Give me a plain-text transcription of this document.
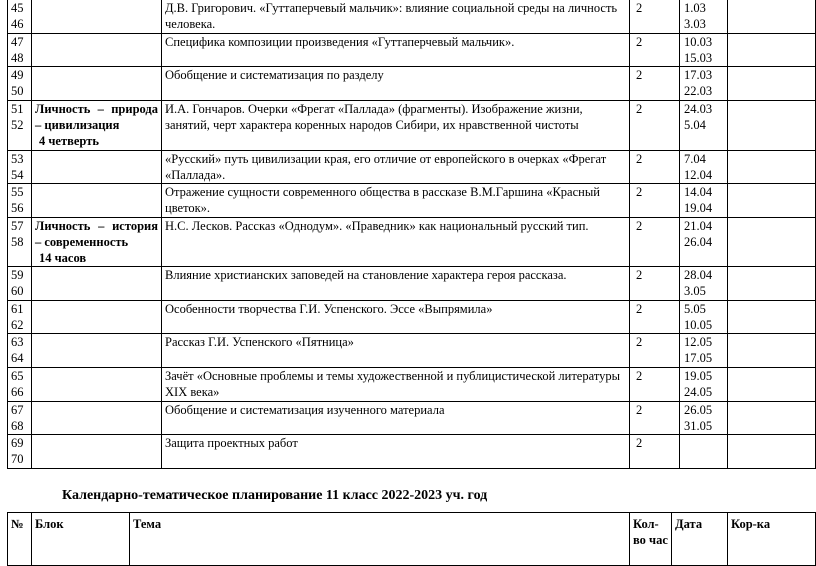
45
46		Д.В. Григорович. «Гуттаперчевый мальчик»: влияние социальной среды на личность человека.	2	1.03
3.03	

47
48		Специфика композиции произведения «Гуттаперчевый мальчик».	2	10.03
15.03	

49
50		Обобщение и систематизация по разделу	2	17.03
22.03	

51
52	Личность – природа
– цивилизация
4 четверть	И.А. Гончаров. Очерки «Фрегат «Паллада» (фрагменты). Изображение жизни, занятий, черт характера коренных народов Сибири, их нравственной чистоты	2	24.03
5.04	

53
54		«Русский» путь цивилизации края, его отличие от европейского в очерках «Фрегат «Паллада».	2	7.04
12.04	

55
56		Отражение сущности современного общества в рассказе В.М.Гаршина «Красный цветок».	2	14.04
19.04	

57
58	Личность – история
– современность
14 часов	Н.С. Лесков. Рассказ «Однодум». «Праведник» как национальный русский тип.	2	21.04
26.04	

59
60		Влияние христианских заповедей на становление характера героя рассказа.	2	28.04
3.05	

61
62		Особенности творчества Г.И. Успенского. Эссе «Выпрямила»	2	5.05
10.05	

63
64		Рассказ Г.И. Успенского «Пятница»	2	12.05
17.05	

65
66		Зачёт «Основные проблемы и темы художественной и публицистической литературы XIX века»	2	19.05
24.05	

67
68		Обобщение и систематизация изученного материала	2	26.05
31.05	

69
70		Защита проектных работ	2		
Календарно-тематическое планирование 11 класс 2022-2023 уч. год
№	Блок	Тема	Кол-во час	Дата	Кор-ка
********************
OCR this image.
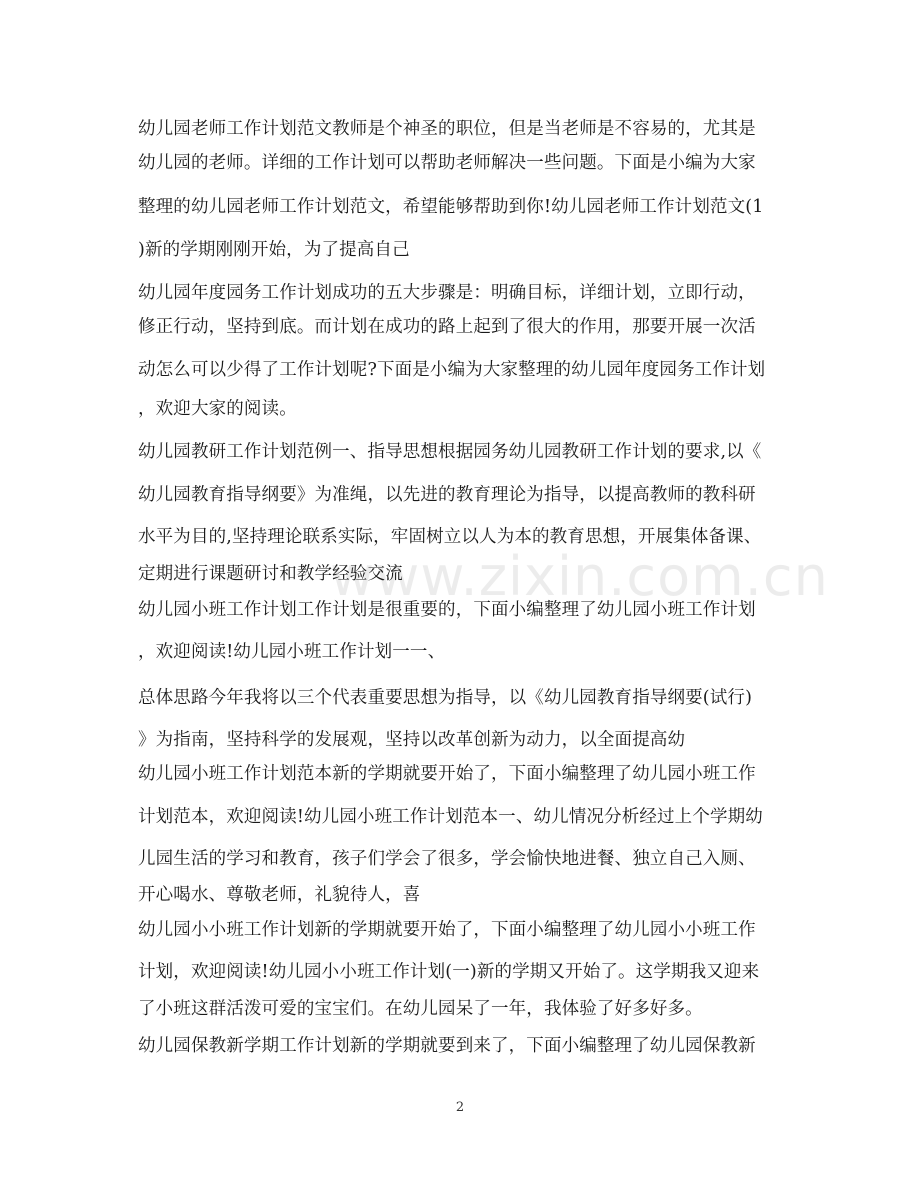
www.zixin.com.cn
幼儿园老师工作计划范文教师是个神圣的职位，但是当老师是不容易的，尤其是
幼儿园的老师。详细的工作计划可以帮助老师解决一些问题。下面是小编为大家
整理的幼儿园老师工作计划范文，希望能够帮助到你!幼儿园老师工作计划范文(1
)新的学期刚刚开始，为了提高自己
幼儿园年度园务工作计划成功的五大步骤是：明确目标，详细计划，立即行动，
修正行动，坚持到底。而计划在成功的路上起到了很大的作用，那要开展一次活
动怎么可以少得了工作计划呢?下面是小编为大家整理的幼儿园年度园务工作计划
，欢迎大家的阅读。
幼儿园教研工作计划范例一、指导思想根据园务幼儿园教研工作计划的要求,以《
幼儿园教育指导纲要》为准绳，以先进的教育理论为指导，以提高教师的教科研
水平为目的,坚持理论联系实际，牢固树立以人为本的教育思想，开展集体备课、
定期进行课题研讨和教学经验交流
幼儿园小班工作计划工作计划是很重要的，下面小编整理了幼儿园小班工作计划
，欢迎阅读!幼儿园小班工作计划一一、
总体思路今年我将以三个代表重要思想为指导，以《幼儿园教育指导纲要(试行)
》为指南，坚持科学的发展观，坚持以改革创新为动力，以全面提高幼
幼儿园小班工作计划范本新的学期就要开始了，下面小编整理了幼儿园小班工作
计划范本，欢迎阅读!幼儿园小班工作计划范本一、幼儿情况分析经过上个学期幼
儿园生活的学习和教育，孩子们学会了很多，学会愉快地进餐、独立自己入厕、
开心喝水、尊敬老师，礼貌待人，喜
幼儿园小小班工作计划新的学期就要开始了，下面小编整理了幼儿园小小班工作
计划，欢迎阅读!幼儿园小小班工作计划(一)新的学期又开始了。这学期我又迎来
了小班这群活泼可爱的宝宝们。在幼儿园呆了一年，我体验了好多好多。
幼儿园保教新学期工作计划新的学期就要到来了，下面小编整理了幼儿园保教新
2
********************
What to produce :: Locate the word "систематизация" in the records above, and return each line that has it.

Full output ::
50		Обобщение и систематизация по разделу	2	17.03
68		Обобщение и систематизация изученного материала	2	26.05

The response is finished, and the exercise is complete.